#### [What to do]
Give a verbatim copy of the lines below, minus the pictures.

Data items
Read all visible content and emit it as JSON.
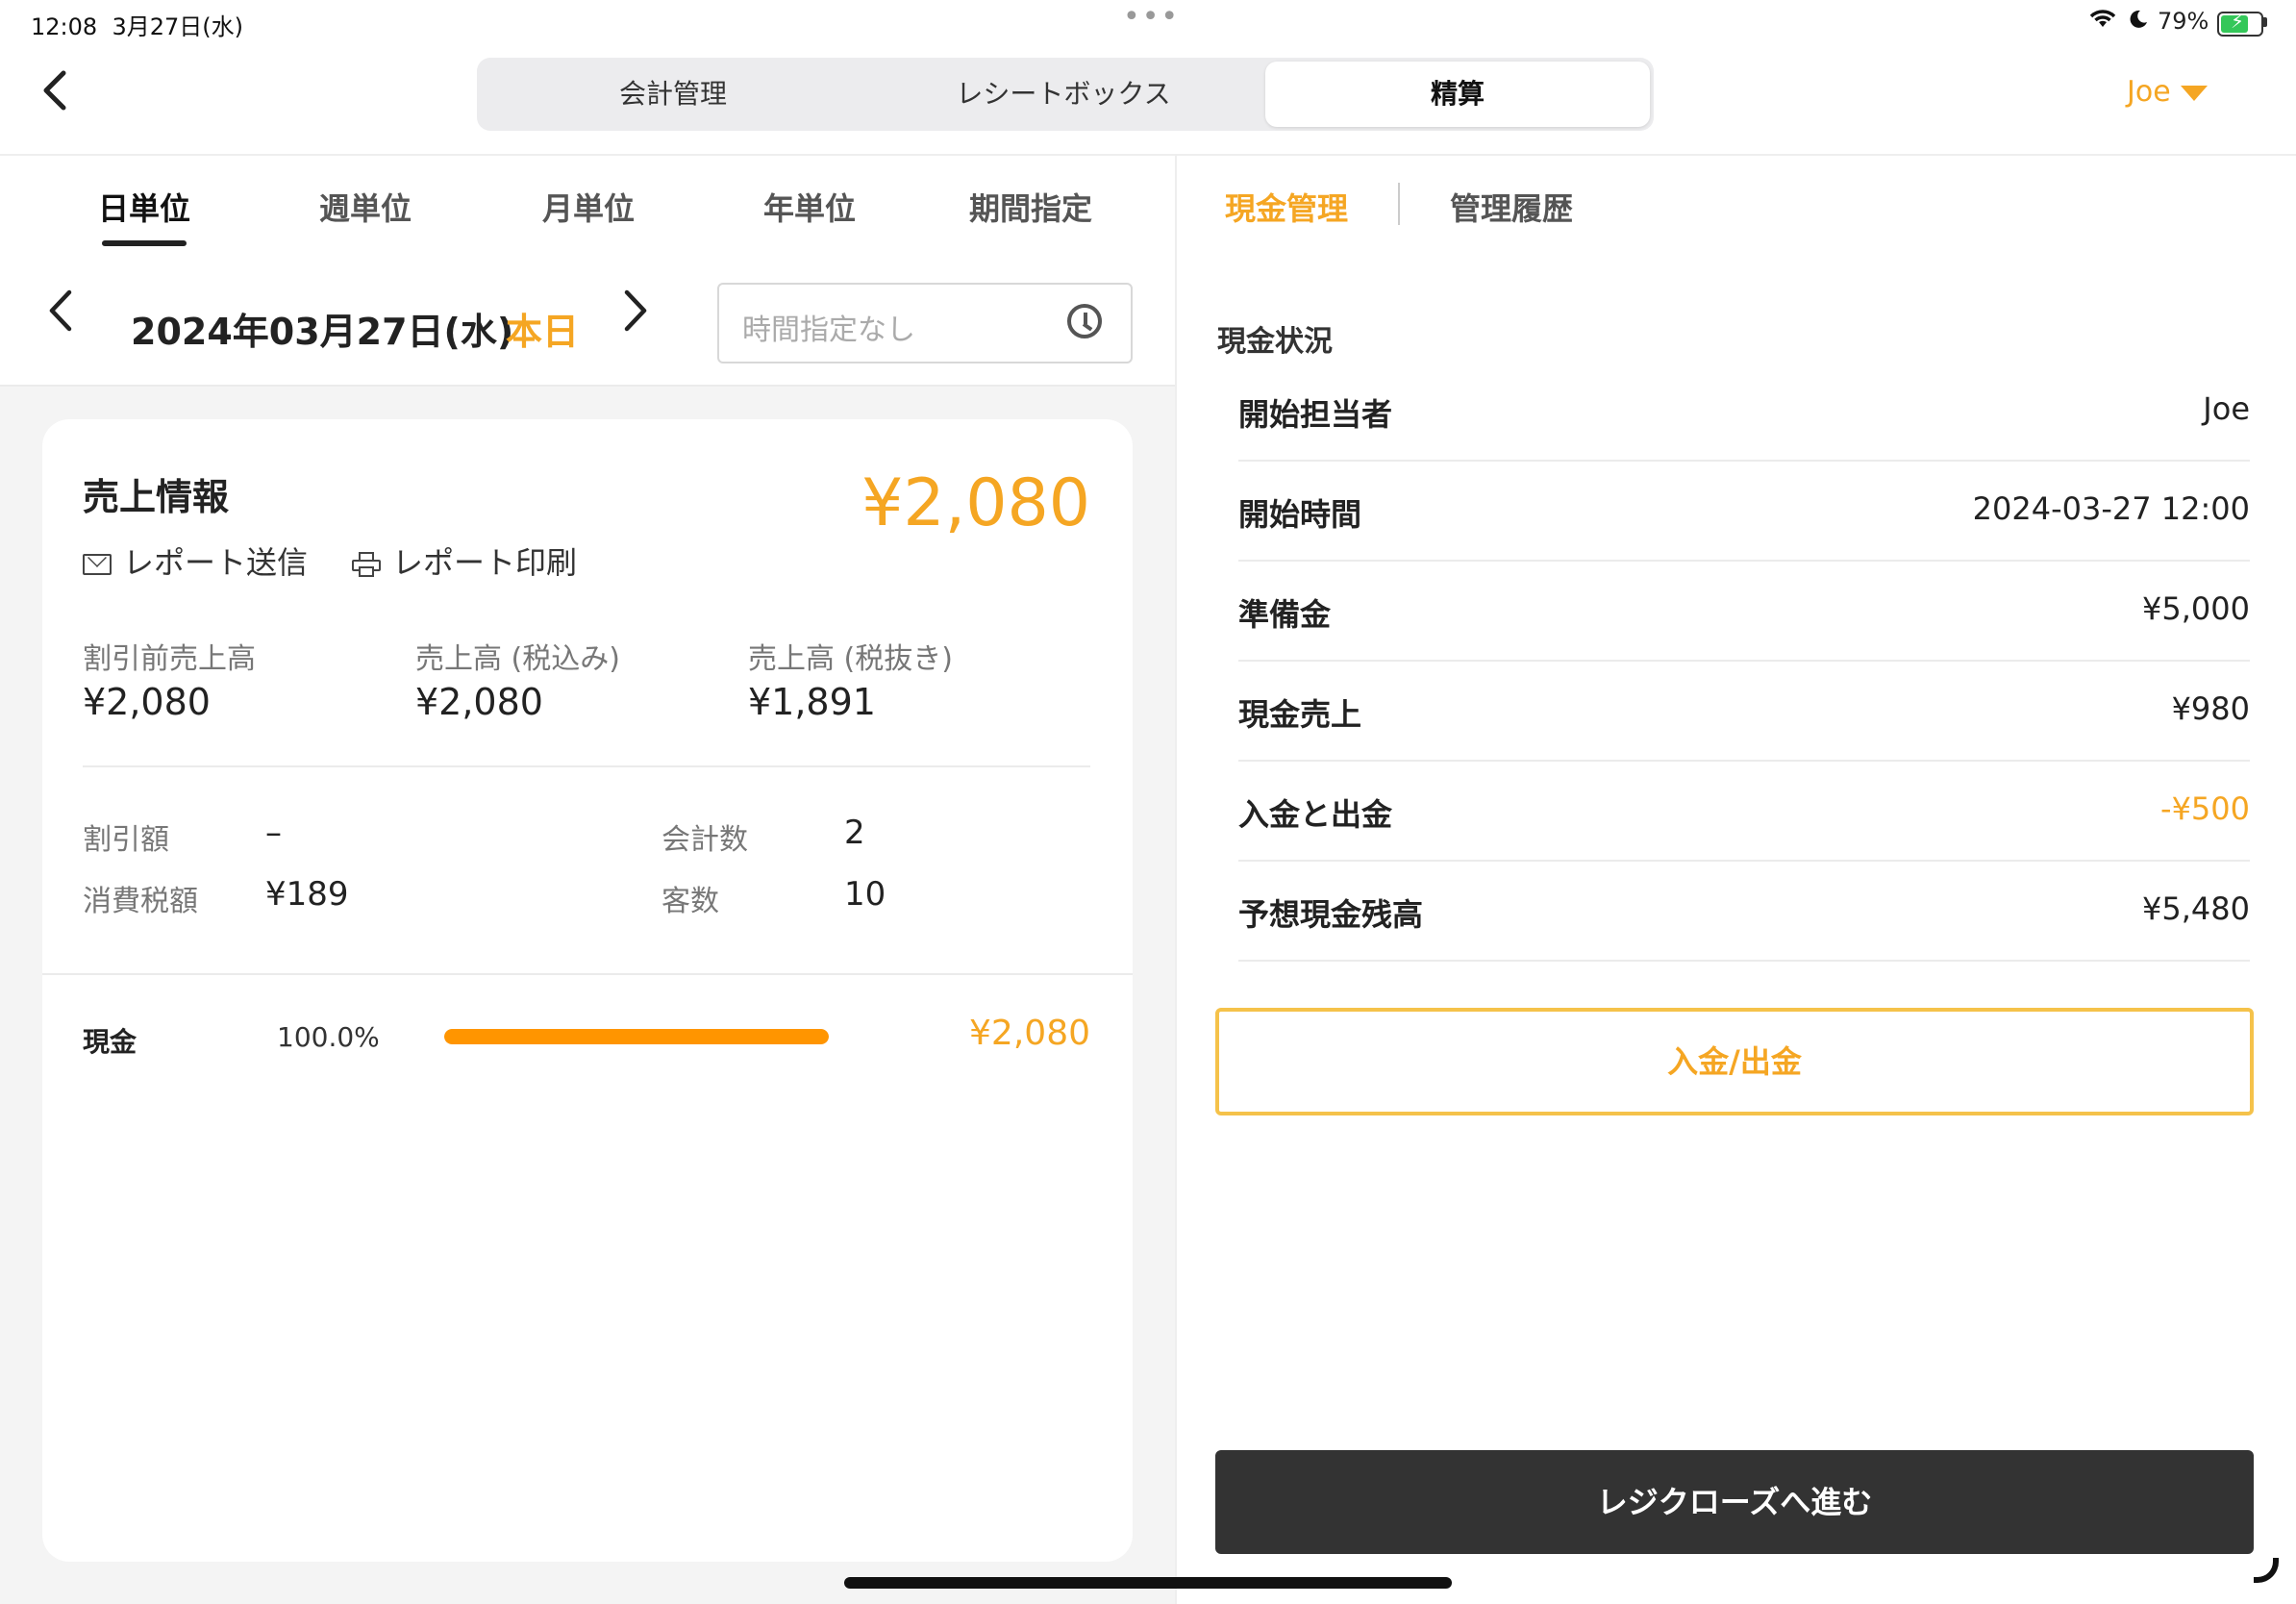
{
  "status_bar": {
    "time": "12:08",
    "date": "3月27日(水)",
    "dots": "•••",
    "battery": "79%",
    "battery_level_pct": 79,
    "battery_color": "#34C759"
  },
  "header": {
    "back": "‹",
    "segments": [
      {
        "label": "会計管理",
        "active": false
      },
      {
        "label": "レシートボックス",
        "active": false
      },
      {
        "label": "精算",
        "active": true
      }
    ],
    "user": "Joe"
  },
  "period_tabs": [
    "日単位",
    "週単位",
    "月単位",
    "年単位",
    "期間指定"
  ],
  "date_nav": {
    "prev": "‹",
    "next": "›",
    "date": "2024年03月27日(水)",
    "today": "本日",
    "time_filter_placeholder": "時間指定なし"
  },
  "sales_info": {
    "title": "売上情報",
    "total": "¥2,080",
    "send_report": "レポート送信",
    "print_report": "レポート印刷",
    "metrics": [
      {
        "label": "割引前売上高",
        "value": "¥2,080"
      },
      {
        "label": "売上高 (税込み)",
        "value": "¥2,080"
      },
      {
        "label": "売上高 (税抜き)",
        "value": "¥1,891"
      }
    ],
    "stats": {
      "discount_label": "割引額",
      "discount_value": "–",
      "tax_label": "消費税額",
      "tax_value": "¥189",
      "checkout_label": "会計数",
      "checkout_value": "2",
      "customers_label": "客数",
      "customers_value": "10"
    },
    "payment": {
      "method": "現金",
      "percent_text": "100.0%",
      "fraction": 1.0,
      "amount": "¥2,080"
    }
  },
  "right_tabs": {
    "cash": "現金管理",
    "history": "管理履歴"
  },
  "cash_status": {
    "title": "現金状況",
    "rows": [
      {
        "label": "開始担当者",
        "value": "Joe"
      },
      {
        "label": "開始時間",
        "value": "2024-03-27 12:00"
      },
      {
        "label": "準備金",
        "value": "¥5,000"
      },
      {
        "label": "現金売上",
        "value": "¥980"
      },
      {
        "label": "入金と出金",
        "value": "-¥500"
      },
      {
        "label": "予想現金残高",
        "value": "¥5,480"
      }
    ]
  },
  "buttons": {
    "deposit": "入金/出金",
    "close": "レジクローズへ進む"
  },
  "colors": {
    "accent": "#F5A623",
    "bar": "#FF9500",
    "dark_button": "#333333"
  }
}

#### [Reply to the exercise]
Read all visible content and emit it as JSON.
{
  "status_bar": {
    "time": "12:08",
    "date": "3月27日(水)",
    "dots": "•••",
    "battery": "79%",
    "battery_level_pct": 79,
    "battery_color": "#34C759"
  },
  "header": {
    "back": "‹",
    "segments": [
      {
        "label": "会計管理",
        "active": false
      },
      {
        "label": "レシートボックス",
        "active": false
      },
      {
        "label": "精算",
        "active": true
      }
    ],
    "user": "Joe"
  },
  "period_tabs": [
    "日単位",
    "週単位",
    "月単位",
    "年単位",
    "期間指定"
  ],
  "date_nav": {
    "prev": "‹",
    "next": "›",
    "date": "2024年03月27日(水)",
    "today": "本日",
    "time_filter_placeholder": "時間指定なし"
  },
  "sales_info": {
    "title": "売上情報",
    "total": "¥2,080",
    "send_report": "レポート送信",
    "print_report": "レポート印刷",
    "metrics": [
      {
        "label": "割引前売上高",
        "value": "¥2,080"
      },
      {
        "label": "売上高 (税込み)",
        "value": "¥2,080"
      },
      {
        "label": "売上高 (税抜き)",
        "value": "¥1,891"
      }
    ],
    "stats": {
      "discount_label": "割引額",
      "discount_value": "–",
      "tax_label": "消費税額",
      "tax_value": "¥189",
      "checkout_label": "会計数",
      "checkout_value": "2",
      "customers_label": "客数",
      "customers_value": "10"
    },
    "payment": {
      "method": "現金",
      "percent_text": "100.0%",
      "fraction": 1.0,
      "amount": "¥2,080"
    }
  },
  "right_tabs": {
    "cash": "現金管理",
    "history": "管理履歴"
  },
  "cash_status": {
    "title": "現金状況",
    "rows": [
      {
        "label": "開始担当者",
        "value": "Joe"
      },
      {
        "label": "開始時間",
        "value": "2024-03-27 12:00"
      },
      {
        "label": "準備金",
        "value": "¥5,000"
      },
      {
        "label": "現金売上",
        "value": "¥980"
      },
      {
        "label": "入金と出金",
        "value": "-¥500"
      },
      {
        "label": "予想現金残高",
        "value": "¥5,480"
      }
    ]
  },
  "buttons": {
    "deposit": "入金/出金",
    "close": "レジクローズへ進む"
  },
  "colors": {
    "accent": "#F5A623",
    "bar": "#FF9500",
    "dark_button": "#333333"
  }
}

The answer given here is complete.